*Working data*:
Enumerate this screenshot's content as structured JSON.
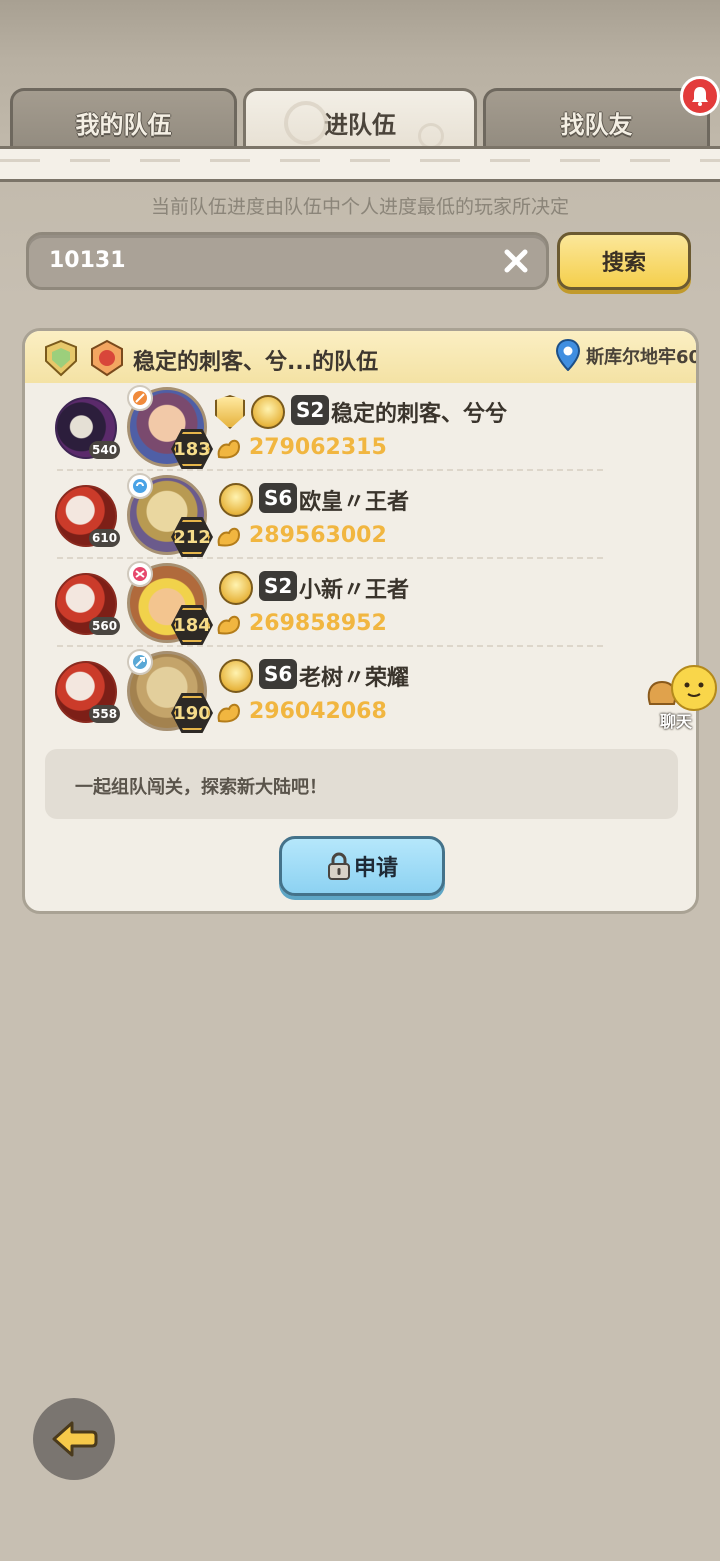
{
  "tabs": [
    {
      "label": "我的队伍"
    },
    {
      "label": "进队伍"
    },
    {
      "label": "找队友"
    }
  ],
  "subtitle": "当前队伍进度由队伍中个人进度最低的玩家所决定",
  "search": {
    "value": "10131",
    "button_label": "搜索"
  },
  "team": {
    "name": "稳定的刺客、兮...的队伍",
    "location": "斯库尔地牢60",
    "members": [
      {
        "pet_level": "540",
        "level": "183",
        "season": "S2",
        "name": "稳定的刺客、兮兮",
        "power": "279062315",
        "has_guild": true
      },
      {
        "pet_level": "610",
        "level": "212",
        "season": "S6",
        "name": "欧皇〃王者",
        "power": "289563002",
        "has_guild": false
      },
      {
        "pet_level": "560",
        "level": "184",
        "season": "S2",
        "name": "小新〃王者",
        "power": "269858952",
        "has_guild": false
      },
      {
        "pet_level": "558",
        "level": "190",
        "season": "S6",
        "name": "老树〃荣耀",
        "power": "296042068",
        "has_guild": false
      }
    ],
    "slogan": "一起组队闯关，探索新大陆吧！",
    "apply_label": "申请"
  },
  "chat": {
    "label": "聊天"
  },
  "colors": {
    "accent_yellow": "#f5cf4c",
    "power_gold": "#f1b640",
    "apply_blue": "#8dd2f2"
  }
}
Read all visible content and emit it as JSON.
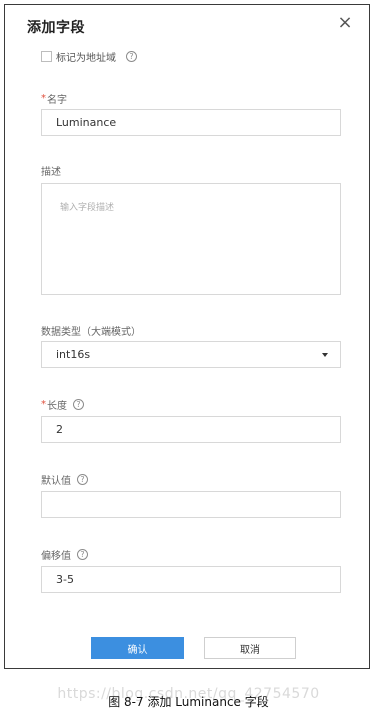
{
  "dialog": {
    "title": "添加字段",
    "close_symbol": "×",
    "address_checkbox": {
      "label": "标记为地址域",
      "checked": false
    },
    "help_symbol": "?",
    "name": {
      "required_mark": "*",
      "label": "名字",
      "value": "Luminance"
    },
    "description": {
      "label": "描述",
      "placeholder": "输入字段描述"
    },
    "data_type": {
      "label": "数据类型（大端模式）",
      "value": "int16s"
    },
    "length": {
      "required_mark": "*",
      "label": "长度",
      "value": "2"
    },
    "default_value": {
      "label": "默认值",
      "value": ""
    },
    "offset": {
      "label": "偏移值",
      "value": "3-5"
    },
    "buttons": {
      "confirm": "确认",
      "cancel": "取消"
    }
  },
  "caption": "图 8-7 添加 Luminance 字段",
  "watermark": "https://blog.csdn.net/qq_42754570",
  "colors": {
    "primary": "#3c8fe0",
    "required": "#e0503d",
    "border": "#d8d8d8"
  },
  "icons": {
    "close": "close-icon",
    "help": "help-circle-icon",
    "caret": "caret-down-icon"
  }
}
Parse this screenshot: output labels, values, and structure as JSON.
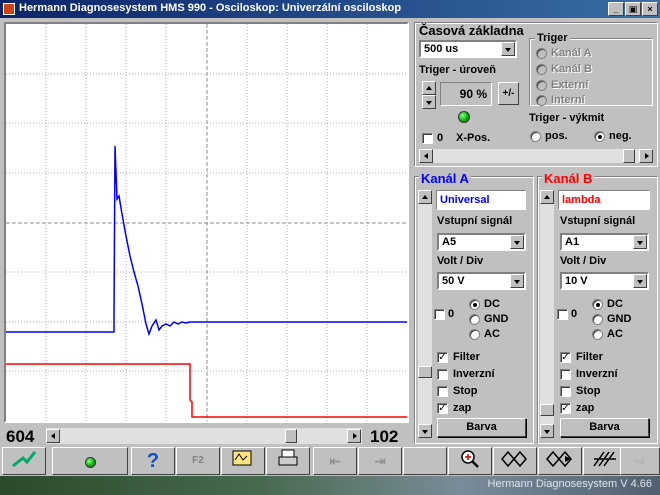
{
  "window": {
    "title": "Hermann Diagnosesystem HMS 990 - Osciloskop: Univerzální osciloskop"
  },
  "time_base": {
    "header": "Časová základna",
    "timebase_value": "500 us",
    "trigger_level_label": "Triger - úroveň",
    "trigger_level_value": "90 %",
    "plus_minus_label": "+/-",
    "xpos_value": "0",
    "xpos_label": "X-Pos."
  },
  "trigger": {
    "header": "Triger",
    "sources": [
      "Kanál A",
      "Kanál B",
      "Externí",
      "Interní"
    ],
    "slope_header": "Triger - výkmit",
    "slope_pos": "pos.",
    "slope_neg": "neg."
  },
  "channel_a": {
    "header": "Kanál A",
    "name_value": "Universal",
    "input_label": "Vstupní signál",
    "input_value": "A5",
    "volt_label": "Volt / Div",
    "volt_value": "50 V",
    "offset_value": "0",
    "coupling": [
      "DC",
      "GND",
      "AC"
    ],
    "checks": [
      "Filter",
      "Inverzní",
      "Stop",
      "zap"
    ],
    "color_button": "Barva",
    "color": "#0000ff"
  },
  "channel_b": {
    "header": "Kanál B",
    "name_value": "lambda",
    "input_label": "Vstupní signál",
    "input_value": "A1",
    "volt_label": "Volt / Div",
    "volt_value": "10 V",
    "offset_value": "0",
    "coupling": [
      "DC",
      "GND",
      "AC"
    ],
    "checks": [
      "Filter",
      "Inverzní",
      "Stop",
      "zap"
    ],
    "color_button": "Barva",
    "color": "#ff0000"
  },
  "scope": {
    "left_readout": "604",
    "right_readout": "102"
  },
  "toolbar": {
    "f2_label": "F2",
    "icons": [
      "probe-icon",
      "status-led-icon",
      "help-icon",
      "f2-icon",
      "scope-settings-icon",
      "print-icon",
      "cursor-left-icon",
      "cursor-right-icon",
      "blank-icon",
      "zoom-icon",
      "wave-left-icon",
      "wave-right-icon",
      "wave-hatch-icon",
      "arrow-right-icon"
    ]
  },
  "taskbar": {
    "status": "Hermann Diagnosesystem V 4.66"
  }
}
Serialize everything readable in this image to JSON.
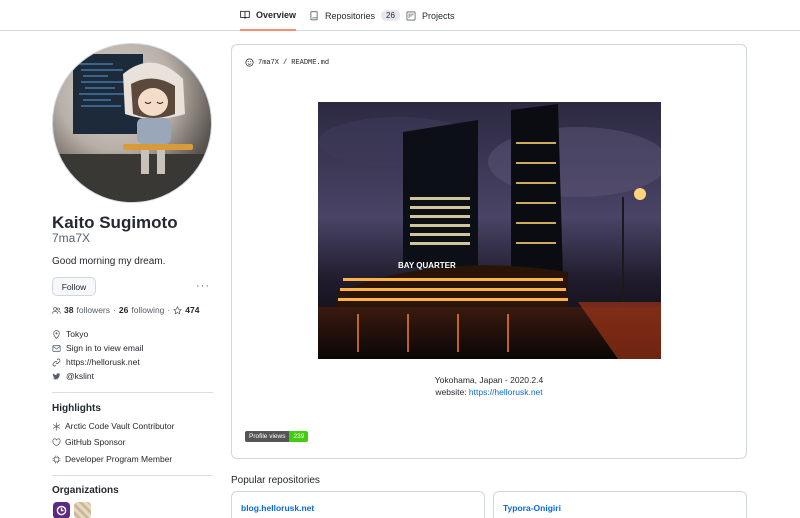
{
  "tabs": [
    {
      "label": "Overview",
      "active": true,
      "icon": "book-icon"
    },
    {
      "label": "Repositories",
      "count": "26",
      "icon": "repo-icon"
    },
    {
      "label": "Projects",
      "icon": "project-icon"
    }
  ],
  "profile": {
    "name": "Kaito Sugimoto",
    "login": "7ma7X",
    "bio": "Good morning my dream.",
    "follow_label": "Follow",
    "more_label": "···",
    "followers_count": "38",
    "followers_label": "followers",
    "separator": "·",
    "following_count": "26",
    "following_label": "following",
    "stars_count": "474",
    "location": "Tokyo",
    "email": "Sign in to view email",
    "website": "https://hellorusk.net",
    "twitter": "@kslint"
  },
  "highlights": {
    "title": "Highlights",
    "items": [
      "Arctic Code Vault Contributor",
      "GitHub Sponsor",
      "Developer Program Member"
    ]
  },
  "organizations": {
    "title": "Organizations"
  },
  "readme": {
    "owner": "7ma7X",
    "slash": "/",
    "file": "README.md",
    "photo_building_sign": "BAY QUARTER",
    "caption_line1": "Yokohama, Japan - 2020.2.4",
    "website_prefix": "website:",
    "website_link": "https://hellorusk.net",
    "badge_label": "Profile views",
    "badge_value": "239"
  },
  "popular": {
    "title": "Popular repositories",
    "repos": [
      "blog.hellorusk.net",
      "Typora-Onigiri"
    ]
  },
  "colors": {
    "accent_tab": "#fd8c73",
    "link": "#0969da",
    "badge_green": "#44cc11"
  }
}
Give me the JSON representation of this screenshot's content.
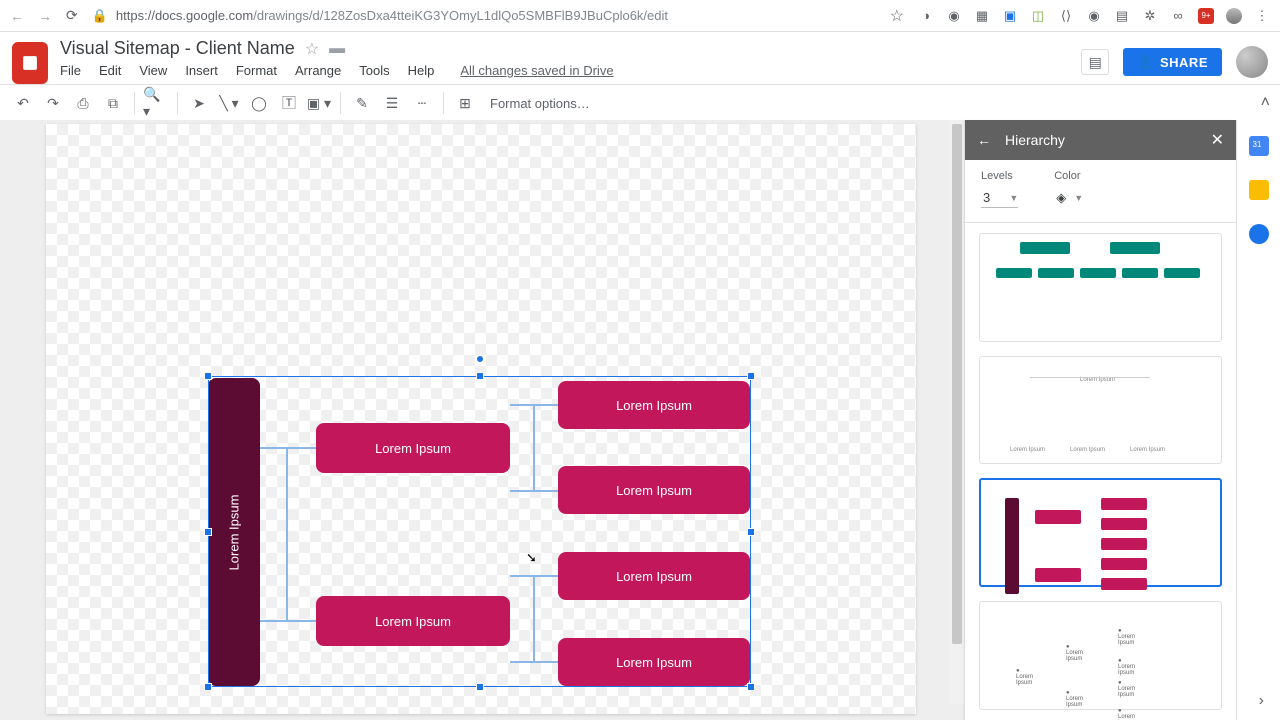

*Required work*: Check each line of the entries above for the word "Luminance". List the ones that have it.

*The answer*:
      "value": "Luminance"
  "caption": "图 8-7 添加 Luminance 字段",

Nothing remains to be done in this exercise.